From the records below, give the number of lines that contain the string "Převodní", without any other text.

_DATA ROWS_.
—————
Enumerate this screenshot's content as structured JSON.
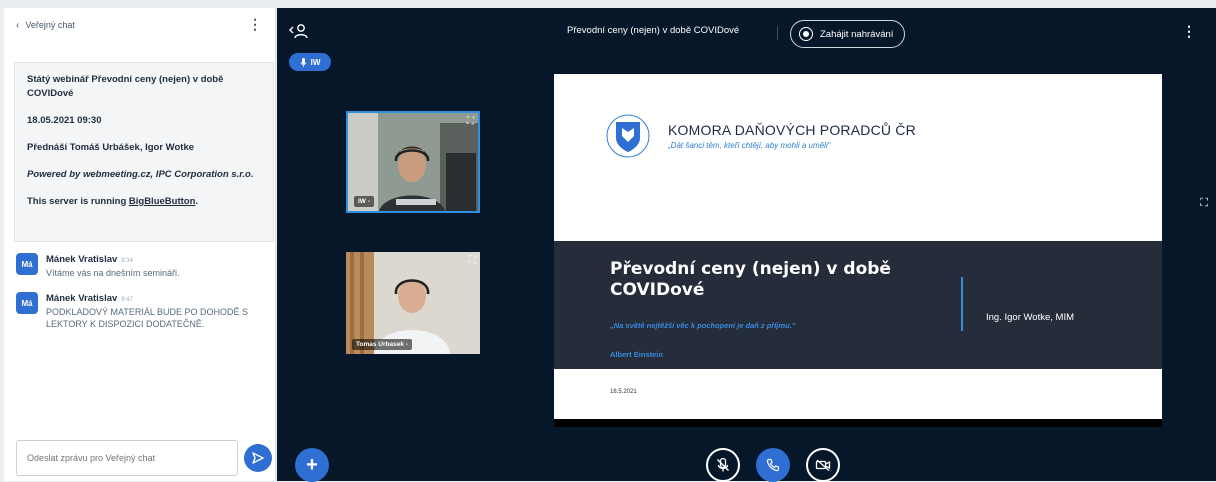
{
  "chat": {
    "back_label": "Veřejný chat",
    "welcome": {
      "title": "Státý webinář Převodní ceny (nejen) v době COVIDové",
      "datetime": "18.05.2021 09:30",
      "presenters": "Přednáší Tomáš Urbášek, Igor Wotke",
      "powered_by": "Powered by webmeeting.cz, IPC Corporation s.r.o.",
      "server_prefix": "This server is running ",
      "server_link": "BigBlueButton",
      "server_suffix": "."
    },
    "messages": [
      {
        "avatar": "Má",
        "name": "Mánek Vratislav",
        "time": "9:34",
        "text": "Vítáme vás na dnešním semináři."
      },
      {
        "avatar": "Má",
        "name": "Mánek Vratislav",
        "time": "9:47",
        "text": "PODKLADOVÝ MATERIÁL BUDE PO DOHODĚ S LEKTORY K DISPOZICI DODATEČNĚ."
      }
    ],
    "input_placeholder": "Odeslat zprávu pro Veřejný chat"
  },
  "header": {
    "talker_label": "IW",
    "meeting_title": "Převodní ceny (nejen) v době COVIDové",
    "record_label": "Zahájit nahrávání"
  },
  "videos": [
    {
      "label": "IW -"
    },
    {
      "label": "Tomas Urbasek -"
    }
  ],
  "slide": {
    "org_name": "KOMORA DAŇOVÝCH PORADCŮ ČR",
    "motto": "„Dát šanci těm, kteří chtějí, aby mohli a uměli“",
    "title": "Převodní ceny (nejen) v době COVIDové",
    "quote": "„Na světě nejtěžší věc k pochopení je daň z příjmu.“",
    "quote_author": "Albert Einstein",
    "speaker": "Ing. Igor Wotke, MIM",
    "date": "18.5.2021"
  },
  "colors": {
    "accent": "#2f6fd3",
    "main_bg": "#06172a",
    "slide_band": "#252c3a"
  }
}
—————
_TASK SOLUTION_. 3